## Written instruction
Print out the entries below with no edits.

## Data shown
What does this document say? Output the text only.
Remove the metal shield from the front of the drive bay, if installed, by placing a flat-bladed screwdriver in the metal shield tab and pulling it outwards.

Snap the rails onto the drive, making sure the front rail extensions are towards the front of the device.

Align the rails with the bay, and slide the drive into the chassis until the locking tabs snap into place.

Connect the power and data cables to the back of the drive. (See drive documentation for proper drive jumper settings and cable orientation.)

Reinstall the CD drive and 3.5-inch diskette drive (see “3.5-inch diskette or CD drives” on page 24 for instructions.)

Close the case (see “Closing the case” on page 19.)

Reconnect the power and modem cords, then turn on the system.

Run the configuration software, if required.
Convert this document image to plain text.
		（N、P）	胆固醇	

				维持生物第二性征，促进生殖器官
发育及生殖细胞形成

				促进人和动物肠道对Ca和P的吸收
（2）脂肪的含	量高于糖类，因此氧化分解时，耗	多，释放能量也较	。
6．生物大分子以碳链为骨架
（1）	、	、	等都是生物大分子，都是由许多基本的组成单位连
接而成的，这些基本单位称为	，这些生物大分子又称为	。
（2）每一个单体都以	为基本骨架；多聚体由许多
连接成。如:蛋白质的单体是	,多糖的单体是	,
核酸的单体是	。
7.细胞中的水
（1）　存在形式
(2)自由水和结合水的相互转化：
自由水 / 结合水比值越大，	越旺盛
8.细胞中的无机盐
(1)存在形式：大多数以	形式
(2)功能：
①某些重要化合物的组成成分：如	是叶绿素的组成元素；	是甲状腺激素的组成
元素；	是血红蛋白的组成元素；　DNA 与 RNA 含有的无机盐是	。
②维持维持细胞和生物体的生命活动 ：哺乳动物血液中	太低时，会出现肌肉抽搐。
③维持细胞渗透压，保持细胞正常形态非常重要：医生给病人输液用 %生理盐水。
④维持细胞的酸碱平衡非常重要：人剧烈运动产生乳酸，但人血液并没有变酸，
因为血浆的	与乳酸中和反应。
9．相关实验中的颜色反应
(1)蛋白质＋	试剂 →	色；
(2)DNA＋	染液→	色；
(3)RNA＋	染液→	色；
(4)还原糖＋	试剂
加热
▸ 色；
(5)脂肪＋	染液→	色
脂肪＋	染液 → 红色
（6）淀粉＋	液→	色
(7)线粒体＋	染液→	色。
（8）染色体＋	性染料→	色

## Full solution
What does this document say? Output the text only.
Remove the metal shield from the front of the drive bay, if installed, by placing a flat-bladed screwdriver in the metal shield tab and pulling it outwards.

Snap the rails onto the drive, making sure the front rail extensions are towards the front of the device.

Align the rails with the bay, and slide the drive into the chassis until the locking tabs snap into place.

Connect the power and data cables to the back of the drive. (See drive documentation for proper drive jumper settings and cable orientation.)

Reinstall the CD drive and 3.5-inch diskette drive (see “3.5-inch diskette or CD drives” on page 24 for instructions.)

Close the case (see “Closing the case” on page 19.)

Reconnect the power and modem cords, then turn on the system.

Run the configuration software, if required.
Convert this document image to plain text.
		（N、P）	胆固醇	

				维持生物第二性征，促进生殖器官
发育及生殖细胞形成

				促进人和动物肠道对Ca和P的吸收
（2）脂肪的含	量高于糖类，因此氧化分解时，耗	多，释放能量也较	。
6．生物大分子以碳链为骨架
（1）	、	、	等都是生物大分子，都是由许多基本的组成单位连
接而成的，这些基本单位称为	，这些生物大分子又称为	。
（2）每一个单体都以	为基本骨架；多聚体由许多
连接成。如:蛋白质的单体是	,多糖的单体是	,
核酸的单体是	。
7.细胞中的水
（1）　存在形式
(2)自由水和结合水的相互转化：
自由水 / 结合水比值越大，	越旺盛
8.细胞中的无机盐
(1)存在形式：大多数以	形式
(2)功能：
①某些重要化合物的组成成分：如	是叶绿素的组成元素；	是甲状腺激素的组成
元素；	是血红蛋白的组成元素；　DNA 与 RNA 含有的无机盐是	。
②维持维持细胞和生物体的生命活动 ：哺乳动物血液中	太低时，会出现肌肉抽搐。
③维持细胞渗透压，保持细胞正常形态非常重要：医生给病人输液用 %生理盐水。
④维持细胞的酸碱平衡非常重要：人剧烈运动产生乳酸，但人血液并没有变酸，
因为血浆的	与乳酸中和反应。
9．相关实验中的颜色反应
(1)蛋白质＋	试剂 →	色；
(2)DNA＋	染液→	色；
(3)RNA＋	染液→	色；
(4)还原糖＋	试剂
加热
▸ 色；
(5)脂肪＋	染液→	色
脂肪＋	染液 → 红色
（6）淀粉＋	液→	色
(7)线粒体＋	染液→	色。
（8）染色体＋	性染料→	色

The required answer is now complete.